#### [Record list]
-*-
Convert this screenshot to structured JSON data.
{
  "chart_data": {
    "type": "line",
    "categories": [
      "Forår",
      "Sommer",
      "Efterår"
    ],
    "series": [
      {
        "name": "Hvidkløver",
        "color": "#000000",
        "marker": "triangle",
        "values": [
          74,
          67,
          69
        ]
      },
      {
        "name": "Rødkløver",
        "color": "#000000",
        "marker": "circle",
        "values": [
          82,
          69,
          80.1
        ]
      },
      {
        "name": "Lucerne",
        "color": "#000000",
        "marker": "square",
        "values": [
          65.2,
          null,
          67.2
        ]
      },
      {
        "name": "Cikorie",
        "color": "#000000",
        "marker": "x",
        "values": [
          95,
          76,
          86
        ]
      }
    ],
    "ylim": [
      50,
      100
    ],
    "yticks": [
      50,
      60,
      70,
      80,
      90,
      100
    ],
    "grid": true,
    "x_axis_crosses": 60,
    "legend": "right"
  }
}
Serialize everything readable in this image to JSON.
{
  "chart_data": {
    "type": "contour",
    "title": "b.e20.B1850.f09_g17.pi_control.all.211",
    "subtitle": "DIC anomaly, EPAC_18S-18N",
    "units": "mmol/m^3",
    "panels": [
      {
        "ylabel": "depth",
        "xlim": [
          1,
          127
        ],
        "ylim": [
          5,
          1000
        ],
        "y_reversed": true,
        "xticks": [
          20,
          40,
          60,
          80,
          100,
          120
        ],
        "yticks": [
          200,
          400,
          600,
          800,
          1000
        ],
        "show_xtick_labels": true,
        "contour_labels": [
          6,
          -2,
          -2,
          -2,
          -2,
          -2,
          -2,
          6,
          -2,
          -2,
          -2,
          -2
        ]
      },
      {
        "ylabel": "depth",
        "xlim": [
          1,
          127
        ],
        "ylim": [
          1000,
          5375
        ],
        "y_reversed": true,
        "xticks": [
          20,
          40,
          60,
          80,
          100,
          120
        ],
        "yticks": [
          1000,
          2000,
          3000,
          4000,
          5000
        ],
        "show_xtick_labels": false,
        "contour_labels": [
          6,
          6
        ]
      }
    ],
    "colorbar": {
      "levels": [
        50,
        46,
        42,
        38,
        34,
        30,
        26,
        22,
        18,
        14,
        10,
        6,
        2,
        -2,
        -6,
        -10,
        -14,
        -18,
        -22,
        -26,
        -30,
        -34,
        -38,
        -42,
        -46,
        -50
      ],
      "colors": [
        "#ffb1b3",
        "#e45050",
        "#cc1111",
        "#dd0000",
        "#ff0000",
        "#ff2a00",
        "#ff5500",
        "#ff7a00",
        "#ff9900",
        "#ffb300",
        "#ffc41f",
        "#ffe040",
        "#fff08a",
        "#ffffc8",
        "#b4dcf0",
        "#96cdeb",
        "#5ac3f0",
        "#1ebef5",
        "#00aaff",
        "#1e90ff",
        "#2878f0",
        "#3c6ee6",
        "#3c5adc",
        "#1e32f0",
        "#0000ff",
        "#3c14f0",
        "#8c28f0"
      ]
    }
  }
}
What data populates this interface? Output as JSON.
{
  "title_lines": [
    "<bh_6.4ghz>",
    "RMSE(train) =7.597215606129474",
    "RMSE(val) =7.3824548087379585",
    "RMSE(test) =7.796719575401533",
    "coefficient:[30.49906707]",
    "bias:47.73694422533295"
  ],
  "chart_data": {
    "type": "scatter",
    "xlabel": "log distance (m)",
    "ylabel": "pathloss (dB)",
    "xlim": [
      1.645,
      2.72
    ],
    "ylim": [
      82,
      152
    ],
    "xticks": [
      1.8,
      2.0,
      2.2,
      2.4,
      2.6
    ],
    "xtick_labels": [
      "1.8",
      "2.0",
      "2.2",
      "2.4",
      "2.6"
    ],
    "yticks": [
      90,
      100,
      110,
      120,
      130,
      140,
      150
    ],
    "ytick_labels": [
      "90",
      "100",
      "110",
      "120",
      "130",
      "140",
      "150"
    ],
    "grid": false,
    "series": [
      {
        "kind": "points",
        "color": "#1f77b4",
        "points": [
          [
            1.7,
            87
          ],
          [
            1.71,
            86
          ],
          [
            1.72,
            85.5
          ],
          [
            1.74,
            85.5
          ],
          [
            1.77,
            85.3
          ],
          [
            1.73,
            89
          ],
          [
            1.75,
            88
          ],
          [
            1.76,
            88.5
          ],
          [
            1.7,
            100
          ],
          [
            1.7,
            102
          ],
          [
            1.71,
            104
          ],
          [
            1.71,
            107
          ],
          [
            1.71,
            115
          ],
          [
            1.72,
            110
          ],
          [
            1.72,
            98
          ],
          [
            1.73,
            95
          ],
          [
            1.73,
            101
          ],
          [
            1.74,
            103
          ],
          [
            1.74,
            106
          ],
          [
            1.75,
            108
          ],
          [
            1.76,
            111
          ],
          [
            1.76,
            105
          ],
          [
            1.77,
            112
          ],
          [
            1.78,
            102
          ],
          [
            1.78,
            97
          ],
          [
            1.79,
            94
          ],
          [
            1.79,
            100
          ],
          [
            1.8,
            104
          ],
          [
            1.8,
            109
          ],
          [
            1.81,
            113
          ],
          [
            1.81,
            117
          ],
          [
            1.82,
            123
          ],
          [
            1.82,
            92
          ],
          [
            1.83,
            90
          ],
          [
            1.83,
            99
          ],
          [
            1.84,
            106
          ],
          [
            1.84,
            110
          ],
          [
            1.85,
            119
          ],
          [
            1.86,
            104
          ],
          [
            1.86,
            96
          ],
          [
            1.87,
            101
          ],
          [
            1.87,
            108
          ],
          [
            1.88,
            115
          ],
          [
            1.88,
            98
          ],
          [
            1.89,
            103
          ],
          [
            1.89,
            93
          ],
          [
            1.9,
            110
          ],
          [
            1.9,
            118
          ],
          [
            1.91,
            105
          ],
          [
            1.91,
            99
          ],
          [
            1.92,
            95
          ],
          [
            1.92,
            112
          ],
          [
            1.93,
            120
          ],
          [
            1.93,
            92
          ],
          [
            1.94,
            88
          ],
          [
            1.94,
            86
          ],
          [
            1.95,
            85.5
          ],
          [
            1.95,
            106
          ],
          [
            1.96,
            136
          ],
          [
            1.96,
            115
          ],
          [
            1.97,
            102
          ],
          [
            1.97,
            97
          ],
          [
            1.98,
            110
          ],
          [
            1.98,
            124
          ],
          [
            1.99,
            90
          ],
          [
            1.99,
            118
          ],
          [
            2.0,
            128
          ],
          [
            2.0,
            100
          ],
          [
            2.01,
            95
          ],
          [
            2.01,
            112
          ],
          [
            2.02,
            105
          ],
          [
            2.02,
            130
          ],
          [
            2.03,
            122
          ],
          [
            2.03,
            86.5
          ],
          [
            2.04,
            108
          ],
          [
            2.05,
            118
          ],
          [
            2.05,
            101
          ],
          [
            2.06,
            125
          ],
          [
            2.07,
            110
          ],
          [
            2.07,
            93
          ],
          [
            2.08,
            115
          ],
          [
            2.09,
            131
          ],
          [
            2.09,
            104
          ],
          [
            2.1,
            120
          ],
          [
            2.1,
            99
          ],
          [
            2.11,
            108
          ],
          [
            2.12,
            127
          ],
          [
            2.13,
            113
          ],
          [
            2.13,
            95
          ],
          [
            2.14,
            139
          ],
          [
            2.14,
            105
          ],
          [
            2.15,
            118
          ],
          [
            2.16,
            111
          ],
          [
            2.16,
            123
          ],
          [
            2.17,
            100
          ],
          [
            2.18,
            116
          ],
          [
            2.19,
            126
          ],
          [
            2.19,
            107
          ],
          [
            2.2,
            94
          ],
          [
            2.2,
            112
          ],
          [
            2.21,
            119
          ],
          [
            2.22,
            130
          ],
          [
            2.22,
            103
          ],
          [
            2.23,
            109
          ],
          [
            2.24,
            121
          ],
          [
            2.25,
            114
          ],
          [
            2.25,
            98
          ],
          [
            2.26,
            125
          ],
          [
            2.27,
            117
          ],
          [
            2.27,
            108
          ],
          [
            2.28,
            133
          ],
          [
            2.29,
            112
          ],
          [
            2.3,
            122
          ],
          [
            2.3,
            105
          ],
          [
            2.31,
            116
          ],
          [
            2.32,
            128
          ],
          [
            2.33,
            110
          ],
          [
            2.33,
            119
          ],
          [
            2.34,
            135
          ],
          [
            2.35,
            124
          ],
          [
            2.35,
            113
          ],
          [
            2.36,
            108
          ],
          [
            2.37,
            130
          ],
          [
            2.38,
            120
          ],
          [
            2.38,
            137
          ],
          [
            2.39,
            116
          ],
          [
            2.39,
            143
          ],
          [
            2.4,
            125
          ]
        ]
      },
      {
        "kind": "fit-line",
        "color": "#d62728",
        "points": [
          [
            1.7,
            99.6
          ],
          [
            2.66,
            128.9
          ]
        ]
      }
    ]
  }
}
-*-
#### [Task details]
Go through the material and copy out every line with "JSON" in it.

#### [Worked solution]
Convert this screenshot to structured JSON data.
Serialize everything readable in this image to JSON.
What data populates this interface? Output as JSON.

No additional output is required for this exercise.